> **Work instructions**
Output every entry exactly as written, but omit the pictures.

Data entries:
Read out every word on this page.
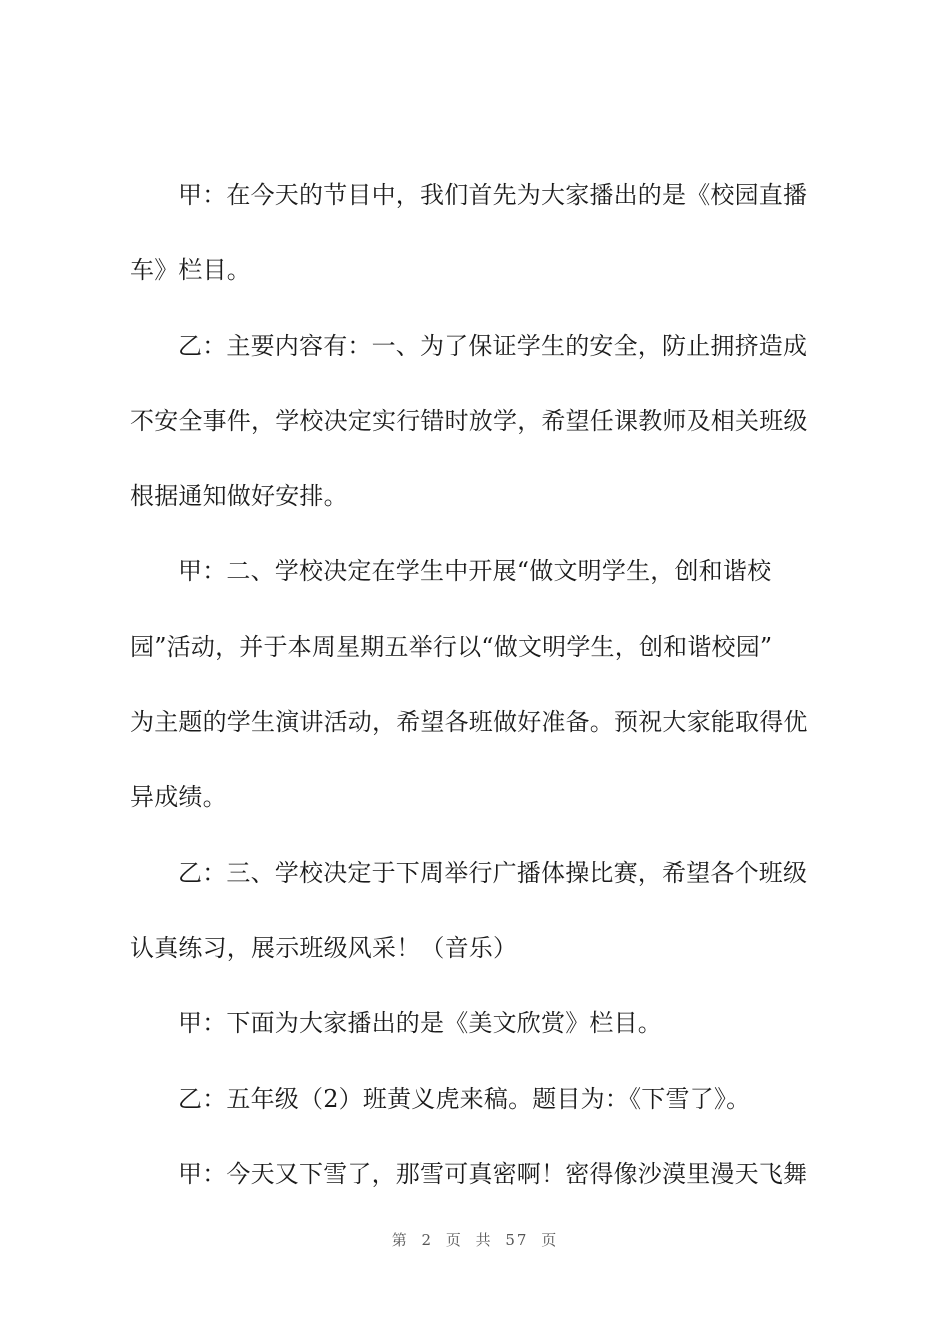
甲：在今天的节目中，我们首先为大家播出的是《校园直播
车》栏目。
乙：主要内容有：一、为了保证学生的安全，防止拥挤造成
不安全事件，学校决定实行错时放学，希望任课教师及相关班级
根据通知做好安排。
甲：二、学校决定在学生中开展“做文明学生，创和谐校
园”活动，并于本周星期五举行以“做文明学生，创和谐校园”
为主题的学生演讲活动，希望各班做好准备。预祝大家能取得优
异成绩。
乙：三、学校决定于下周举行广播体操比赛，希望各个班级
认真练习，展示班级风采！（音乐）
甲：下面为大家播出的是《美文欣赏》栏目。
乙：五年级（2）班黄义虎来稿。题目为：《下雪了》。
甲：今天又下雪了，那雪可真密啊！密得像沙漠里漫天飞舞
第 2 页 共 57 页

> **Task result**
Read out every word on this page.
甲：在今天的节目中，我们首先为大家播出的是《校园直播
车》栏目。
乙：主要内容有：一、为了保证学生的安全，防止拥挤造成
不安全事件，学校决定实行错时放学，希望任课教师及相关班级
根据通知做好安排。
甲：二、学校决定在学生中开展“做文明学生，创和谐校
园”活动，并于本周星期五举行以“做文明学生，创和谐校园”
为主题的学生演讲活动，希望各班做好准备。预祝大家能取得优
异成绩。
乙：三、学校决定于下周举行广播体操比赛，希望各个班级
认真练习，展示班级风采！（音乐）
甲：下面为大家播出的是《美文欣赏》栏目。
乙：五年级（2）班黄义虎来稿。题目为：《下雪了》。
甲：今天又下雪了，那雪可真密啊！密得像沙漠里漫天飞舞
第 2 页 共 57 页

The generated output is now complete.